What is being asked: Exactly reproduce the lines from the line bearing "Read out every word on this page." through the end of the listing, inclusive of both; pictures are to be omitted.

Data supplied:

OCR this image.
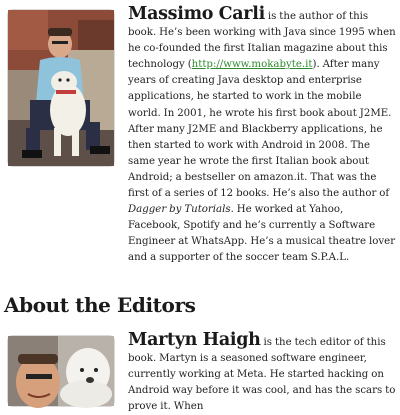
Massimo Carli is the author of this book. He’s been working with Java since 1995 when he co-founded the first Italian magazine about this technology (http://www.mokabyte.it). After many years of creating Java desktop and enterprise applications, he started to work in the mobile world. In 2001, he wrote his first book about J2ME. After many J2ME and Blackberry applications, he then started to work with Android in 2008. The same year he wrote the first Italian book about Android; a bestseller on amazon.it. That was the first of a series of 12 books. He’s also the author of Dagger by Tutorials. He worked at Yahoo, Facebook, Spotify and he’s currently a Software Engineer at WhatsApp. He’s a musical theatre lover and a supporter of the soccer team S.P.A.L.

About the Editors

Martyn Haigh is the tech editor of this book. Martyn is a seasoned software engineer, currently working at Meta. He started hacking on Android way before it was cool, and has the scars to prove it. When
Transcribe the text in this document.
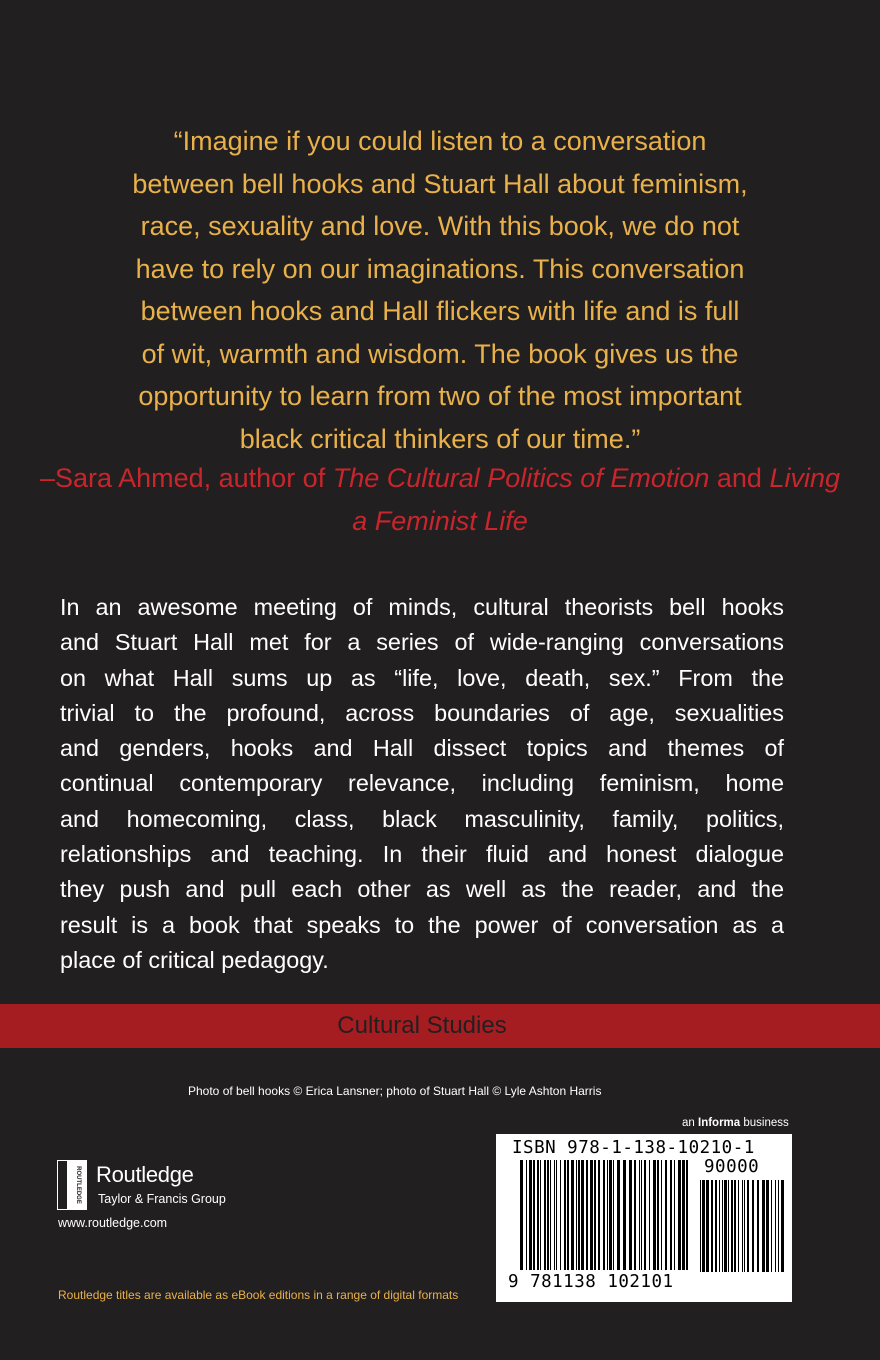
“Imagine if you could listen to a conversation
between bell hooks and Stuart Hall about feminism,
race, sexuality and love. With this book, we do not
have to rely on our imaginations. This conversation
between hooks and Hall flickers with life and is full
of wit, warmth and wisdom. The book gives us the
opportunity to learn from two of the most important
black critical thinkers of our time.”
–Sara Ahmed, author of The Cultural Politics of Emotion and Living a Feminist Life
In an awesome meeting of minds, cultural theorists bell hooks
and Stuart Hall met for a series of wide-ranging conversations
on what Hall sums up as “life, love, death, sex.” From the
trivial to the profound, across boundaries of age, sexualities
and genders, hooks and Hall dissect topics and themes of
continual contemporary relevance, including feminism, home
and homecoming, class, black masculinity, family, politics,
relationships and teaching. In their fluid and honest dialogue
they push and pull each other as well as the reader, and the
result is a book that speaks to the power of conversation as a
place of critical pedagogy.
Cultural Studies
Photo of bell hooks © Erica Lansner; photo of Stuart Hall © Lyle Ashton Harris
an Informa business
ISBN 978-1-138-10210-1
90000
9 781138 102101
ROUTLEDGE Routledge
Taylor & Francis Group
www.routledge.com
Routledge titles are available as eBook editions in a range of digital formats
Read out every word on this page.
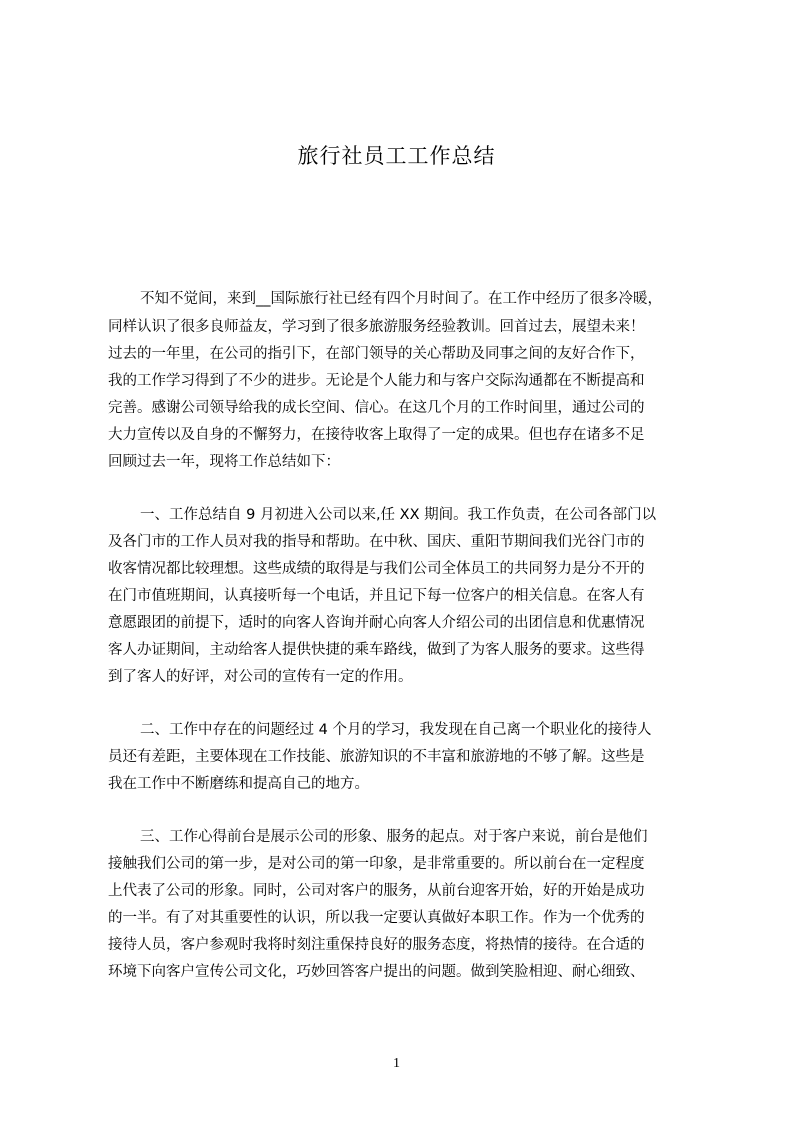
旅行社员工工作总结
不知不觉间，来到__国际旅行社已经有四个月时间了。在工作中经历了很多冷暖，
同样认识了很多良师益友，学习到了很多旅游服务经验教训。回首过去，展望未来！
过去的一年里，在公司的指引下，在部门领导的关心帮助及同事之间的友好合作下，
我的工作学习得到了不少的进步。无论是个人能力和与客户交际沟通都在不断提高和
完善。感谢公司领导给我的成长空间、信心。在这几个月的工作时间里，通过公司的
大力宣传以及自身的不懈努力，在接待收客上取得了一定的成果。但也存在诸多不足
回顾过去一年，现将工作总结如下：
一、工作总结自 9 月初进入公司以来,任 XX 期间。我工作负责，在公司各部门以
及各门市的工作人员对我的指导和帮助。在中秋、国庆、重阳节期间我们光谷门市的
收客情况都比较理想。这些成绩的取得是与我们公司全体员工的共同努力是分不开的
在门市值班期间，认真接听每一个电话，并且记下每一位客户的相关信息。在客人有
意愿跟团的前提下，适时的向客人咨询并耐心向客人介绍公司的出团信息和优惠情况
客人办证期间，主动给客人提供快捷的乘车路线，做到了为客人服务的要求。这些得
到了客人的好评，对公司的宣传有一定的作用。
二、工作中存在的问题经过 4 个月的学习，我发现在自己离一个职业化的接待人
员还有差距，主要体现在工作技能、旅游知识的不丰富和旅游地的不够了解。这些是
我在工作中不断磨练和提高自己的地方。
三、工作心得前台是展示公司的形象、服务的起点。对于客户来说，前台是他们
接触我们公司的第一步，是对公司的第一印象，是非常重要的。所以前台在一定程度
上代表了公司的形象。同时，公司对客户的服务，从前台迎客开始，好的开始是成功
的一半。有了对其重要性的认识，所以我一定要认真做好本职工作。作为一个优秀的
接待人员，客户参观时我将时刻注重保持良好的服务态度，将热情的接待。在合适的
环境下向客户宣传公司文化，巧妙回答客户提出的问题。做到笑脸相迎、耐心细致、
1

Exercise result:
Read out every word on this page.
旅行社员工工作总结
不知不觉间，来到__国际旅行社已经有四个月时间了。在工作中经历了很多冷暖，
同样认识了很多良师益友，学习到了很多旅游服务经验教训。回首过去，展望未来！
过去的一年里，在公司的指引下，在部门领导的关心帮助及同事之间的友好合作下，
我的工作学习得到了不少的进步。无论是个人能力和与客户交际沟通都在不断提高和
完善。感谢公司领导给我的成长空间、信心。在这几个月的工作时间里，通过公司的
大力宣传以及自身的不懈努力，在接待收客上取得了一定的成果。但也存在诸多不足
回顾过去一年，现将工作总结如下：
一、工作总结自 9 月初进入公司以来,任 XX 期间。我工作负责，在公司各部门以
及各门市的工作人员对我的指导和帮助。在中秋、国庆、重阳节期间我们光谷门市的
收客情况都比较理想。这些成绩的取得是与我们公司全体员工的共同努力是分不开的
在门市值班期间，认真接听每一个电话，并且记下每一位客户的相关信息。在客人有
意愿跟团的前提下，适时的向客人咨询并耐心向客人介绍公司的出团信息和优惠情况
客人办证期间，主动给客人提供快捷的乘车路线，做到了为客人服务的要求。这些得
到了客人的好评，对公司的宣传有一定的作用。
二、工作中存在的问题经过 4 个月的学习，我发现在自己离一个职业化的接待人
员还有差距，主要体现在工作技能、旅游知识的不丰富和旅游地的不够了解。这些是
我在工作中不断磨练和提高自己的地方。
三、工作心得前台是展示公司的形象、服务的起点。对于客户来说，前台是他们
接触我们公司的第一步，是对公司的第一印象，是非常重要的。所以前台在一定程度
上代表了公司的形象。同时，公司对客户的服务，从前台迎客开始，好的开始是成功
的一半。有了对其重要性的认识，所以我一定要认真做好本职工作。作为一个优秀的
接待人员，客户参观时我将时刻注重保持良好的服务态度，将热情的接待。在合适的
环境下向客户宣传公司文化，巧妙回答客户提出的问题。做到笑脸相迎、耐心细致、
1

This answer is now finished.